> **What you are asked to do**: Read through the entries below and return each line with the word "filles".

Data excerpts
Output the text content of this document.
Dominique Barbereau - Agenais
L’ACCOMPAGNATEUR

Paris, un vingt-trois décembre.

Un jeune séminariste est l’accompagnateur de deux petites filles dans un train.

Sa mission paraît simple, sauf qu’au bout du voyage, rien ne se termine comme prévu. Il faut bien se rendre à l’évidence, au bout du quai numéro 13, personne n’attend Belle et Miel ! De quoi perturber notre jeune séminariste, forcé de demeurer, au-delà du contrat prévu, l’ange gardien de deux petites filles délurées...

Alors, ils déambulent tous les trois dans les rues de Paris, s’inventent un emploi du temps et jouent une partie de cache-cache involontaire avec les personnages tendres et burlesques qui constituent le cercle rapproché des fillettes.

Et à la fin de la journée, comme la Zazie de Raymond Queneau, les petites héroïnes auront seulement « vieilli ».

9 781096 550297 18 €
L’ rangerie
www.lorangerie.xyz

> **Task solution**:
Un jeune séminariste est l’accompagnateur de deux petites filles dans un train.
Sa mission paraît simple, sauf qu’au bout du voyage, rien ne se termine comme prévu. Il faut bien se rendre à l’évidence, au bout du quai numéro 13, personne n’attend Belle et Miel ! De quoi perturber notre jeune séminariste, forcé de demeurer, au-delà du contrat prévu, l’ange gardien de deux petites filles délurées...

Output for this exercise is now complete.